DOCUMENT EXTRACT:
::::::

Publisher: MIT Press
ISBN: 1906897581
Category : Education
Languages : en
Pages : 273
Book Description
Sharp and witty observations of academic life that range from the local to the global, from PowerPoint to the halls of power. Is a university education still relevant? What are the forces that threaten it? Should academics ever be allowed near Twitter? In Academic Diary, Les Back has chronicled three decades of his academic career, turning his sharp and often satirical eye to the everyday aspects of life on campus and the larger forces that are reshaping it. Presented as a collection of entries from a single academic year, the diary moves from the local to the global, from PowerPoint to the halls of power. With entries like “Ivory Towers” and “The Library Angel,” these smart, humorous, and sometimes absurd campus tales not only demystify the opaque rituals of scholarship but also offer a personal perspective on the far-reaching issues of university life. Commenting on topics that range from the impact of commercialization and fee increases to measurement and auditing research, the diary offers a critical analysis of higher education today. At the same time, it is a passionate argument for the life of the mind, the importance of collaborative thinking, and the reasons that scholarship and writing are still vital for making sense of our troubled and divided world.

::::::

SUPPLIED RECORDS:
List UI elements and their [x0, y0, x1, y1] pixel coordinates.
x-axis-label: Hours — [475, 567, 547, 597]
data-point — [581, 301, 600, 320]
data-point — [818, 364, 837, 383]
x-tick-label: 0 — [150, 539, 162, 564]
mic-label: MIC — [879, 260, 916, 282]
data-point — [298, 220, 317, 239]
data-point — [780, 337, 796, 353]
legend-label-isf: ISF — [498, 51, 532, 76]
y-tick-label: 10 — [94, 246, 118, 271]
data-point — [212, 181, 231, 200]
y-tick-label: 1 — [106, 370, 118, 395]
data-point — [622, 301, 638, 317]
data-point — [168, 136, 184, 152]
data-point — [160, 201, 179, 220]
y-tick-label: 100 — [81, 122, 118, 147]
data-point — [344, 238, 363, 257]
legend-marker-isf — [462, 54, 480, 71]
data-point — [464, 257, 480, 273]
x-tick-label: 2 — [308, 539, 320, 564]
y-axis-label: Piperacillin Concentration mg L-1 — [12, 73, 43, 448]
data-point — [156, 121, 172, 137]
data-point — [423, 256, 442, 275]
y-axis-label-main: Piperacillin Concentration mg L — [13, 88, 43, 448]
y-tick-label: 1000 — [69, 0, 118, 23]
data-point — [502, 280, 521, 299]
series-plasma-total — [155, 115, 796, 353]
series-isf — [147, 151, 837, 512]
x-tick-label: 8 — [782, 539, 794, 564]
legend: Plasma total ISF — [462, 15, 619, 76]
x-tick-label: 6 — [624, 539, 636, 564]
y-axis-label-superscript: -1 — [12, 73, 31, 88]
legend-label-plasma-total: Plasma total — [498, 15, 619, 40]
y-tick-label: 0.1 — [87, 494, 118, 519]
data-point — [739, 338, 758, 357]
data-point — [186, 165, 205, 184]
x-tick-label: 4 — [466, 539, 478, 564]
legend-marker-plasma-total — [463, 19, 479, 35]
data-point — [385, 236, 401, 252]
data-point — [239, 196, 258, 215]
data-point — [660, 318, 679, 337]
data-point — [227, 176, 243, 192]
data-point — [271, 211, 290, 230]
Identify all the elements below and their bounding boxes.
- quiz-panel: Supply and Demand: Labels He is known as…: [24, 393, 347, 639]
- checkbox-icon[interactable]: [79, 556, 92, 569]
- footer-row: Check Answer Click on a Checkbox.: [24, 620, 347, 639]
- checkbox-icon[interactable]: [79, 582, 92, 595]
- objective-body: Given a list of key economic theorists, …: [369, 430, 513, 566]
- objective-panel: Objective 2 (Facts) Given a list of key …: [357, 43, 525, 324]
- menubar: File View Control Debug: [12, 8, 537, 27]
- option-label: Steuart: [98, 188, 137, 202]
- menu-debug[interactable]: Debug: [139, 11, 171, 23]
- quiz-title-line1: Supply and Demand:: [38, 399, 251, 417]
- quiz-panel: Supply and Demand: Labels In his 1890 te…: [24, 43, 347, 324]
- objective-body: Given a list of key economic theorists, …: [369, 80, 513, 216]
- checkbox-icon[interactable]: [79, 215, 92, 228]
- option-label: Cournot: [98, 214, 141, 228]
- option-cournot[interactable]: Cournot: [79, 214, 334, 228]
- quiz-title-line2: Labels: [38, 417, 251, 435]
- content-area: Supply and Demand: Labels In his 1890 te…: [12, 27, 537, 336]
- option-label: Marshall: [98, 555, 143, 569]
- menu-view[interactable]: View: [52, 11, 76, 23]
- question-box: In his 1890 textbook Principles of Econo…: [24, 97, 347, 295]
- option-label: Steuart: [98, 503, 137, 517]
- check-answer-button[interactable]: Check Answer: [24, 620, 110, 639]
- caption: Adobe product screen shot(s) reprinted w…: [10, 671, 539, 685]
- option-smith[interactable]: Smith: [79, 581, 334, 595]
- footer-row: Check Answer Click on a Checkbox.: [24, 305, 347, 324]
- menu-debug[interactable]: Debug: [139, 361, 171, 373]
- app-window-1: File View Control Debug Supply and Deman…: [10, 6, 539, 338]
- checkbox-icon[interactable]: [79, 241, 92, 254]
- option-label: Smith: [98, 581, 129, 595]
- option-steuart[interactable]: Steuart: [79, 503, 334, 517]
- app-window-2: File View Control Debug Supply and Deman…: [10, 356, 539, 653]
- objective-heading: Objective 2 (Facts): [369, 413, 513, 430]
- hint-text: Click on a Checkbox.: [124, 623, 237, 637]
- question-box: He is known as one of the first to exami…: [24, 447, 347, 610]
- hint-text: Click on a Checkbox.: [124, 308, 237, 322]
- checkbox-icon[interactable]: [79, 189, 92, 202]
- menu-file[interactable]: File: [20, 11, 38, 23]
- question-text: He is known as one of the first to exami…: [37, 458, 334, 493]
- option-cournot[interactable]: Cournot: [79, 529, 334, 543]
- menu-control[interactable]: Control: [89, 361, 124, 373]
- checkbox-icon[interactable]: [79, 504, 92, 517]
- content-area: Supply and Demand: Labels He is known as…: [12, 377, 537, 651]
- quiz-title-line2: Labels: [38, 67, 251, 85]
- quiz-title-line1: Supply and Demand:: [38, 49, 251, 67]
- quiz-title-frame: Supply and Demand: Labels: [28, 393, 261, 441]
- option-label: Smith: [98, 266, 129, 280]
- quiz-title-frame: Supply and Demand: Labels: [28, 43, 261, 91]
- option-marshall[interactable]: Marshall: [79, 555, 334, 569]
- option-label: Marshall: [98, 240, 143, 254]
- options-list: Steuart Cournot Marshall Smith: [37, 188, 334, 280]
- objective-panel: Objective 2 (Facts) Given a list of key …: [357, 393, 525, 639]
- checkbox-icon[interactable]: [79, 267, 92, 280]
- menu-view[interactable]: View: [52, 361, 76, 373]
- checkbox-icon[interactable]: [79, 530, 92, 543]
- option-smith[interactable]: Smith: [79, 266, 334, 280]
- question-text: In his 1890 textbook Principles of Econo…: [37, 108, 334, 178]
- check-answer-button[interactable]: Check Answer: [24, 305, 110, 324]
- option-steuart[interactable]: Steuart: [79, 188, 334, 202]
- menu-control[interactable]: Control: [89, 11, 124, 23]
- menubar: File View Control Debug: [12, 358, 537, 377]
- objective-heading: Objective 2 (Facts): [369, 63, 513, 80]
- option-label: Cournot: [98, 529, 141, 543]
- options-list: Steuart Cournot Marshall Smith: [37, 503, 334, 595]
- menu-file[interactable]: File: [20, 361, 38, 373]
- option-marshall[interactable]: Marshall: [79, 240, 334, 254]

::::::

EXERCISE PROMPT:
Using the book description, answer these:
1. Who is the publisher?
2. How many pages does the book have?
3. How many decades of his academic career has Les Back chronicled?

WRITTEN SOLUTION:
1. MIT Press
2. 273
3. Three decades